**Your goal**
Exclude the pictures and retype the entries as written.

-*-*-

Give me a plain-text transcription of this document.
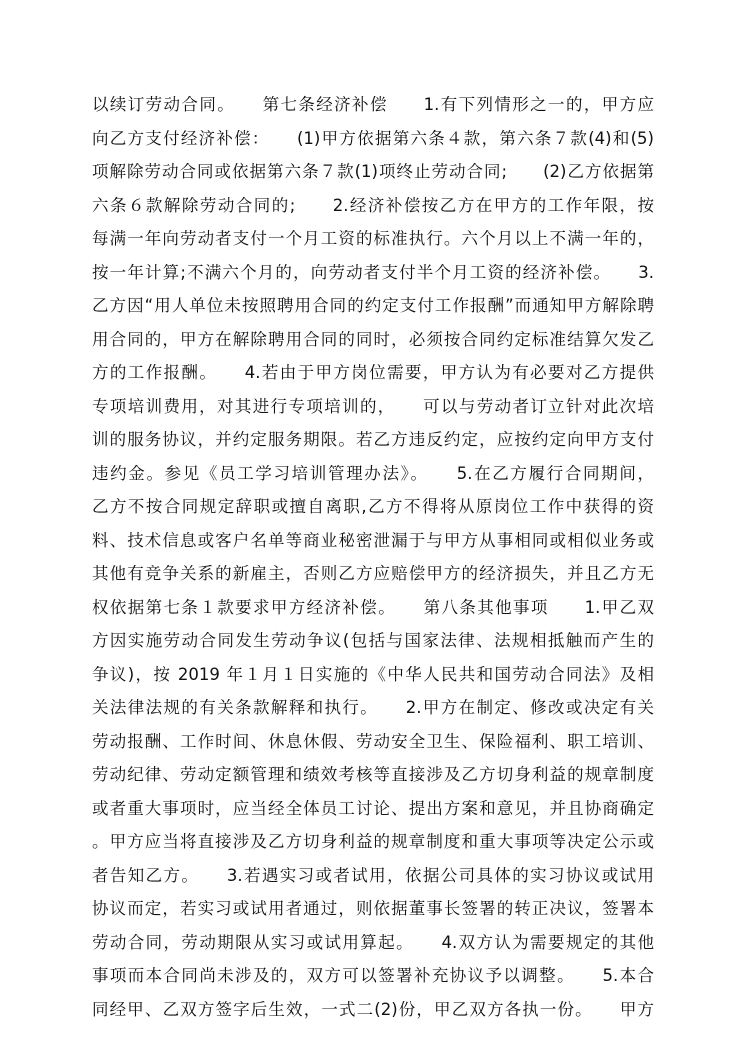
以续订劳动合同。　　第七条经济补偿　　1.有下列情形之一的，甲方应
向乙方支付经济补偿：　　(1)甲方依据第六条４款，第六条７款(4)和(5)
项解除劳动合同或依据第六条７款(1)项终止劳动合同;　　(2)乙方依据第
六条６款解除劳动合同的;　　2.经济补偿按乙方在甲方的工作年限，按
每满一年向劳动者支付一个月工资的标准执行。六个月以上不满一年的，
按一年计算;不满六个月的，向劳动者支付半个月工资的经济补偿。　　3.
乙方因“用人单位未按照聘用合同的约定支付工作报酬”而通知甲方解除聘
用合同的，甲方在解除聘用合同的同时，必须按合同约定标准结算欠发乙
方的工作报酬。　　4.若由于甲方岗位需要，甲方认为有必要对乙方提供
专项培训费用，对其进行专项培训的，　　可以与劳动者订立针对此次培
训的服务协议，并约定服务期限。若乙方违反约定，应按约定向甲方支付
违约金。参见《员工学习培训管理办法》。　　5.在乙方履行合同期间，
乙方不按合同规定辞职或擅自离职,乙方不得将从原岗位工作中获得的资
料、技术信息或客户名单等商业秘密泄漏于与甲方从事相同或相似业务或
其他有竞争关系的新雇主，否则乙方应赔偿甲方的经济损失，并且乙方无
权依据第七条１款要求甲方经济补偿。　　第八条其他事项　　1.甲乙双
方因实施劳动合同发生劳动争议(包括与国家法律、法规相抵触而产生的
争议)，按 2019 年１月１日实施的《中华人民共和国劳动合同法》及相
关法律法规的有关条款解释和执行。　　2.甲方在制定、修改或决定有关
劳动报酬、工作时间、休息休假、劳动安全卫生、保险福利、职工培训、
劳动纪律、劳动定额管理和绩效考核等直接涉及乙方切身利益的规章制度
或者重大事项时，应当经全体员工讨论、提出方案和意见，并且协商确定
。甲方应当将直接涉及乙方切身利益的规章制度和重大事项等决定公示或
者告知乙方。　　3.若遇实习或者试用，依据公司具体的实习协议或试用
协议而定，若实习或试用者通过，则依据董事长签署的转正决议，签署本
劳动合同，劳动期限从实习或试用算起。　　4.双方认为需要规定的其他
事项而本合同尚未涉及的，双方可以签署补充协议予以调整。　　5.本合
同经甲、乙双方签字后生效，一式二(2)份，甲乙双方各执一份。　　甲方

-*-*-

**Full output**
Give me a plain-text transcription of this document.
以续订劳动合同。　　第七条经济补偿　　1.有下列情形之一的，甲方应
向乙方支付经济补偿：　　(1)甲方依据第六条４款，第六条７款(4)和(5)
项解除劳动合同或依据第六条７款(1)项终止劳动合同;　　(2)乙方依据第
六条６款解除劳动合同的;　　2.经济补偿按乙方在甲方的工作年限，按
每满一年向劳动者支付一个月工资的标准执行。六个月以上不满一年的，
按一年计算;不满六个月的，向劳动者支付半个月工资的经济补偿。　　3.
乙方因“用人单位未按照聘用合同的约定支付工作报酬”而通知甲方解除聘
用合同的，甲方在解除聘用合同的同时，必须按合同约定标准结算欠发乙
方的工作报酬。　　4.若由于甲方岗位需要，甲方认为有必要对乙方提供
专项培训费用，对其进行专项培训的，　　可以与劳动者订立针对此次培
训的服务协议，并约定服务期限。若乙方违反约定，应按约定向甲方支付
违约金。参见《员工学习培训管理办法》。　　5.在乙方履行合同期间，
乙方不按合同规定辞职或擅自离职,乙方不得将从原岗位工作中获得的资
料、技术信息或客户名单等商业秘密泄漏于与甲方从事相同或相似业务或
其他有竞争关系的新雇主，否则乙方应赔偿甲方的经济损失，并且乙方无
权依据第七条１款要求甲方经济补偿。　　第八条其他事项　　1.甲乙双
方因实施劳动合同发生劳动争议(包括与国家法律、法规相抵触而产生的
争议)，按 2019 年１月１日实施的《中华人民共和国劳动合同法》及相
关法律法规的有关条款解释和执行。　　2.甲方在制定、修改或决定有关
劳动报酬、工作时间、休息休假、劳动安全卫生、保险福利、职工培训、
劳动纪律、劳动定额管理和绩效考核等直接涉及乙方切身利益的规章制度
或者重大事项时，应当经全体员工讨论、提出方案和意见，并且协商确定
。甲方应当将直接涉及乙方切身利益的规章制度和重大事项等决定公示或
者告知乙方。　　3.若遇实习或者试用，依据公司具体的实习协议或试用
协议而定，若实习或试用者通过，则依据董事长签署的转正决议，签署本
劳动合同，劳动期限从实习或试用算起。　　4.双方认为需要规定的其他
事项而本合同尚未涉及的，双方可以签署补充协议予以调整。　　5.本合
同经甲、乙双方签字后生效，一式二(2)份，甲乙双方各执一份。　　甲方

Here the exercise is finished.